━━ Supplied material
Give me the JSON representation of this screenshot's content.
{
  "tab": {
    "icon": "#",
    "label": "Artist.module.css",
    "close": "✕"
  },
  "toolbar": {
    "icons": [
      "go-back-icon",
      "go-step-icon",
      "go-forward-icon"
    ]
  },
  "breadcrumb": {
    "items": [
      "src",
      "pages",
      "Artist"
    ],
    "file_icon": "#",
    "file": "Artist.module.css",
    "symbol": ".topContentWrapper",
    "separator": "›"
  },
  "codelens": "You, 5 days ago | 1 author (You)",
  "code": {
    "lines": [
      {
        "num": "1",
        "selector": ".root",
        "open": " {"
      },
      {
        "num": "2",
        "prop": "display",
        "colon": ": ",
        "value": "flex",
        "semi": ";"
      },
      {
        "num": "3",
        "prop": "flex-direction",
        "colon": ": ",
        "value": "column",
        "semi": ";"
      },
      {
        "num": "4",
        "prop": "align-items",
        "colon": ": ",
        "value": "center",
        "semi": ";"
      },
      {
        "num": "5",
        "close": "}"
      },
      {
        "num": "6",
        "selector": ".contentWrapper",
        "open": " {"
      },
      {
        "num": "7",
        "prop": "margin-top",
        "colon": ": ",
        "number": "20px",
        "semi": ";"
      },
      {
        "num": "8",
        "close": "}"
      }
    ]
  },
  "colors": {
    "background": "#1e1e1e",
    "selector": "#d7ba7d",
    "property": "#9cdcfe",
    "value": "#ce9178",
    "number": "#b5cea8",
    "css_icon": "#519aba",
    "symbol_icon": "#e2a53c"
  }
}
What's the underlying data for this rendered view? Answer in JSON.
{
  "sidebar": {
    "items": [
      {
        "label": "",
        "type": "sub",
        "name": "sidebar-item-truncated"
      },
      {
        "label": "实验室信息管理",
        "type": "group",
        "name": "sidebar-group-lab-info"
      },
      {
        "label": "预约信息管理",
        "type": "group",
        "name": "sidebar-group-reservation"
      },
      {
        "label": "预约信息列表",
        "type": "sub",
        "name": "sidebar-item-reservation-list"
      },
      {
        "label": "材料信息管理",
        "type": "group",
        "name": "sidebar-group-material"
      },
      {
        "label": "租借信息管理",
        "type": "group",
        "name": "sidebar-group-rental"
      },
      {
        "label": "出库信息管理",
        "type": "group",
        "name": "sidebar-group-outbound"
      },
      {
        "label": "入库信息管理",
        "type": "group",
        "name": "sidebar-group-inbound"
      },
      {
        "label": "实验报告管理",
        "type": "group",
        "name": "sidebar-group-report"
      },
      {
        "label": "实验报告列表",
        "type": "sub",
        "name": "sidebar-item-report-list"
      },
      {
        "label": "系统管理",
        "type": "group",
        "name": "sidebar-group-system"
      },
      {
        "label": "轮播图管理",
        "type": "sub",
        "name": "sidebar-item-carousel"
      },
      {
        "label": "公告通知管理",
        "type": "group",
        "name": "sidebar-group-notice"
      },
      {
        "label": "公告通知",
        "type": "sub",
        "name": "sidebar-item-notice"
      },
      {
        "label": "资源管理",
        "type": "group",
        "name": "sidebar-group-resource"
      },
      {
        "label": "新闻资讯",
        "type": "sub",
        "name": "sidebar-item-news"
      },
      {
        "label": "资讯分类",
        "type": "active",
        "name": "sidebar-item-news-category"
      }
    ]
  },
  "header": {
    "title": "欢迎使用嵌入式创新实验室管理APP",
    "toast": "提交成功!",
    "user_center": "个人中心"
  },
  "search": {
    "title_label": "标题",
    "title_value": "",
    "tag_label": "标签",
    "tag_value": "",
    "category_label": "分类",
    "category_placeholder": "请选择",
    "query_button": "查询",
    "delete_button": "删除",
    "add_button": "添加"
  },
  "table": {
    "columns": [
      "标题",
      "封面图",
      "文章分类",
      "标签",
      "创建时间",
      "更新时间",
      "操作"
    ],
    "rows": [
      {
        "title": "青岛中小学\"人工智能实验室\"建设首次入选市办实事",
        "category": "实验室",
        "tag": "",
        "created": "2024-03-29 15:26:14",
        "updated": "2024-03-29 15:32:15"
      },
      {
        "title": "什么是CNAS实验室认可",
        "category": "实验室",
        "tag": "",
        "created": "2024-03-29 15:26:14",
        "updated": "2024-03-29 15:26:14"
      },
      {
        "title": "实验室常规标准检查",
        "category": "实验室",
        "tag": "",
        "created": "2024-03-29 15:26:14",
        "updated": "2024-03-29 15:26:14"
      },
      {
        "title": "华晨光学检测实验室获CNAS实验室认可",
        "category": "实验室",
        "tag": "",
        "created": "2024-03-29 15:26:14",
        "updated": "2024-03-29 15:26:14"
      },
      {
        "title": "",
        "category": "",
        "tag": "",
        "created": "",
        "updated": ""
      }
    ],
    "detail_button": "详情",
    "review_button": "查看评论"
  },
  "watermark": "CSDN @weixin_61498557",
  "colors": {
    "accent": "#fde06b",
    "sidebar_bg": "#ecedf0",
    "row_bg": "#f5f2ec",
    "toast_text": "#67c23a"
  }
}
━━━━
━━ Supplied material
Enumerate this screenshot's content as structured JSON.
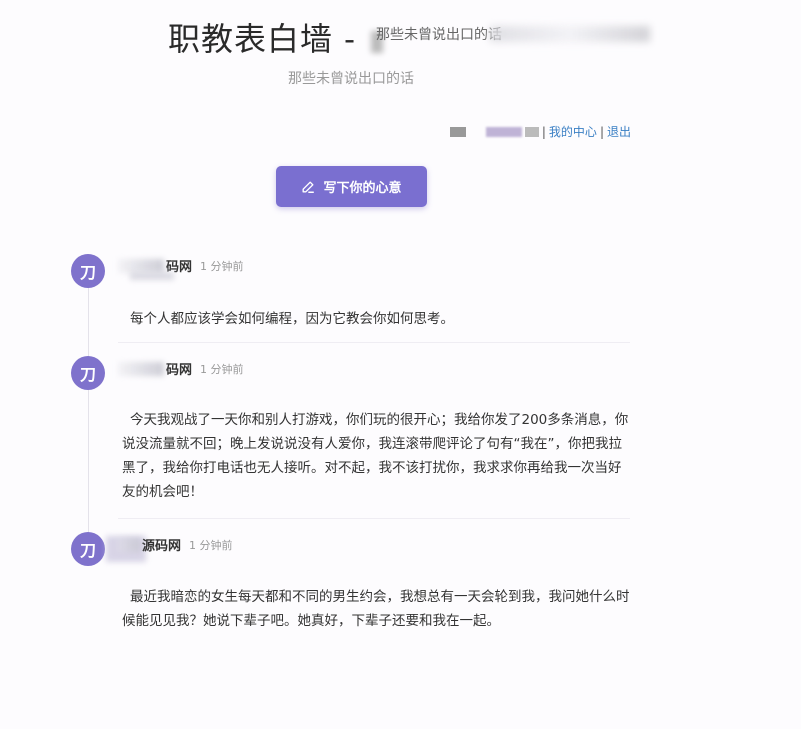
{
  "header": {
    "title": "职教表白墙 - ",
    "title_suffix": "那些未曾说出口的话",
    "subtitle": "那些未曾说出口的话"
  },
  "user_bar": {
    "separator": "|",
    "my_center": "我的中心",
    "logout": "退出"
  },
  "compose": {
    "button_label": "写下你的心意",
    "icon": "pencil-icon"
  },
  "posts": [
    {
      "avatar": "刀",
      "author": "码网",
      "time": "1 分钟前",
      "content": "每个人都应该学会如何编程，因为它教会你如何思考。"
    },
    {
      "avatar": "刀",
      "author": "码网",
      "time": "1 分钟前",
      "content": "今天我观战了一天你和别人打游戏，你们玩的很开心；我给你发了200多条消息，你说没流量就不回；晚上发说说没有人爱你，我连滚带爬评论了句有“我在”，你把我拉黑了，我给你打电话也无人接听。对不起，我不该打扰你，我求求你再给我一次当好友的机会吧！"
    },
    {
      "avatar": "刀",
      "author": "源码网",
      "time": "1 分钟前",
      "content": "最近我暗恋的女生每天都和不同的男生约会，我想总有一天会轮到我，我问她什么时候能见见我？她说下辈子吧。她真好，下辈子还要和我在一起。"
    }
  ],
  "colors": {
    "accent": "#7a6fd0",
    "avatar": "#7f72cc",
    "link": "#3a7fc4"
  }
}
━━━━
━━ Supplied material
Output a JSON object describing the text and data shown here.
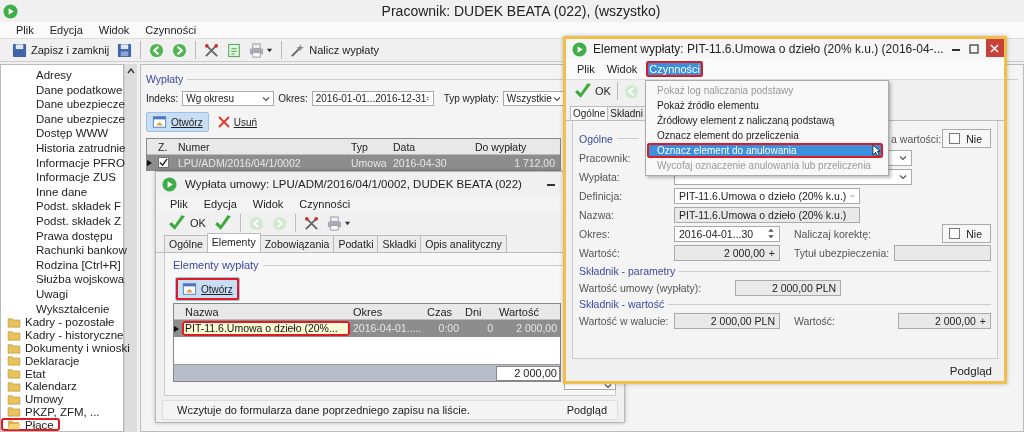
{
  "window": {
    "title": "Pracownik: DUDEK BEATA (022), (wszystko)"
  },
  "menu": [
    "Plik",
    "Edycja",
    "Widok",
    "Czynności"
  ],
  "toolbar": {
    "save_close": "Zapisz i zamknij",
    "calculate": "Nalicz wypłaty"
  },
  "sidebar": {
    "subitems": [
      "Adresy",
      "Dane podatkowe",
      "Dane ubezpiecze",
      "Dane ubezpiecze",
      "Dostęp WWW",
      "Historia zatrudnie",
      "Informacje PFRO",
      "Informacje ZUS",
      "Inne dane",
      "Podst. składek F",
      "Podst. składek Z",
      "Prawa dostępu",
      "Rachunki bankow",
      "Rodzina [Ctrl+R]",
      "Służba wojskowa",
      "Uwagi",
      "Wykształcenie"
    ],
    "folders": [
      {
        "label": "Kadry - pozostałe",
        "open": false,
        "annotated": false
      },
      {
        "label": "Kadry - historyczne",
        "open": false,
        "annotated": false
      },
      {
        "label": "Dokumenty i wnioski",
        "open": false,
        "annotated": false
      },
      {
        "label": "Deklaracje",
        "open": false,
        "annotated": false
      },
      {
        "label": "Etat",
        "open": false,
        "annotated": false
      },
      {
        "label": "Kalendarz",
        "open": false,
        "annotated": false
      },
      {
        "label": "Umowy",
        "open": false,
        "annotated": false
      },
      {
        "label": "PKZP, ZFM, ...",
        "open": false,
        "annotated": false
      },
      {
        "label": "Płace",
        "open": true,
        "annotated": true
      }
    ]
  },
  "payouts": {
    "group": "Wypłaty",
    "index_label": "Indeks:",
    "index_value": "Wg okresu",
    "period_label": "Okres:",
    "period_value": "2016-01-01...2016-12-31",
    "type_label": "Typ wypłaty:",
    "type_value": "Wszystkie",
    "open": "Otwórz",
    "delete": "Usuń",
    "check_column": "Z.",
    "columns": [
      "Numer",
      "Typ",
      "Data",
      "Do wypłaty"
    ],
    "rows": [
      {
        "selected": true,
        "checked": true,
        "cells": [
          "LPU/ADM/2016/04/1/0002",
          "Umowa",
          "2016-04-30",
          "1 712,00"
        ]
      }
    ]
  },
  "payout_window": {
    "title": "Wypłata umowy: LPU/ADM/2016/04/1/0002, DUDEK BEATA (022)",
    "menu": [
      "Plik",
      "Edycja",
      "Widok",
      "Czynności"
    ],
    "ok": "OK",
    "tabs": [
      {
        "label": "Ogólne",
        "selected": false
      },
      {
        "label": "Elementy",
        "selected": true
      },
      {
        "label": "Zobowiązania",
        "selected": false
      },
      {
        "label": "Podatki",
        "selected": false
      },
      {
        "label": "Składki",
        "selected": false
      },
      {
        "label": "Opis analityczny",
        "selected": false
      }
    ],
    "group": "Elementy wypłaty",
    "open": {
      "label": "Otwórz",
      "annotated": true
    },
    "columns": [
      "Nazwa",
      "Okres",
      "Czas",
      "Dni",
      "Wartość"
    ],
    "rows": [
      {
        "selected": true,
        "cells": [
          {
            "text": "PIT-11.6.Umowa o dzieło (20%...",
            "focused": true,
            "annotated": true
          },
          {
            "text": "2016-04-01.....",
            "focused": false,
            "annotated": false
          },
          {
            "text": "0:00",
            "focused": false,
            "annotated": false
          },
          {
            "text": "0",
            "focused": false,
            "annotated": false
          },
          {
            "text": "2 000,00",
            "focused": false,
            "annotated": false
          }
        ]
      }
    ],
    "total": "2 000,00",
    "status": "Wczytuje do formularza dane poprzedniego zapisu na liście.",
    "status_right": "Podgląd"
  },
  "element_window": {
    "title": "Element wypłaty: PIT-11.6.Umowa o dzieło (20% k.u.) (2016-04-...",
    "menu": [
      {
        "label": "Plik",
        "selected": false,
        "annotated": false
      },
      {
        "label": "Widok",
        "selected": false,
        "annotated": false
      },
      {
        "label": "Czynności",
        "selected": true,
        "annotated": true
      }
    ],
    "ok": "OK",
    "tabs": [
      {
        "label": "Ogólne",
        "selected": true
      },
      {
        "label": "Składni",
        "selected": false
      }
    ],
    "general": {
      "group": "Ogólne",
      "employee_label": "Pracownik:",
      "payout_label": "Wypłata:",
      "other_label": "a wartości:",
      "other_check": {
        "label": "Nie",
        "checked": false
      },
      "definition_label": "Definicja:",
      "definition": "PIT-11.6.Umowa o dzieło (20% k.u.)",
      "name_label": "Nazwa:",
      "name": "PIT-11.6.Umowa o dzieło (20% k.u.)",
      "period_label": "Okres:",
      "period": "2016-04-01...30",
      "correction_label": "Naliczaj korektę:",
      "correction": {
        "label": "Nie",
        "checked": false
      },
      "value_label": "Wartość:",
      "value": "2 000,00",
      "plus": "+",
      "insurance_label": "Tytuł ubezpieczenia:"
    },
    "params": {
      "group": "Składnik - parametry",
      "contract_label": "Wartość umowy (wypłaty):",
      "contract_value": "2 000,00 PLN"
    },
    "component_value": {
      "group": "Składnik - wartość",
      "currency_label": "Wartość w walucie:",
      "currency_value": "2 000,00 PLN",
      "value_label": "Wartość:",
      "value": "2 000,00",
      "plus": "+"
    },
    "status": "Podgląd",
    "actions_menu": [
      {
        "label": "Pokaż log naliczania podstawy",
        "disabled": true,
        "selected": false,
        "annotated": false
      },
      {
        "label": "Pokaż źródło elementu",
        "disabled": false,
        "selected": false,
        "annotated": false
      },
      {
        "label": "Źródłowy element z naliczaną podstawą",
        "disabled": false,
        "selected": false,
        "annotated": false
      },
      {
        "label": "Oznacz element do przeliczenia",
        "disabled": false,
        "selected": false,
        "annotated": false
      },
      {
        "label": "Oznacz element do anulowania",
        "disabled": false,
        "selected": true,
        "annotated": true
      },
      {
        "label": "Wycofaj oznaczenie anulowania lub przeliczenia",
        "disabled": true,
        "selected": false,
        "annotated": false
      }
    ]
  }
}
━━━━
◆ **Task details**:
Scan the records above and report how many lines include the word "Wypłata", without any other text.

◆ **Answer to the task**:
2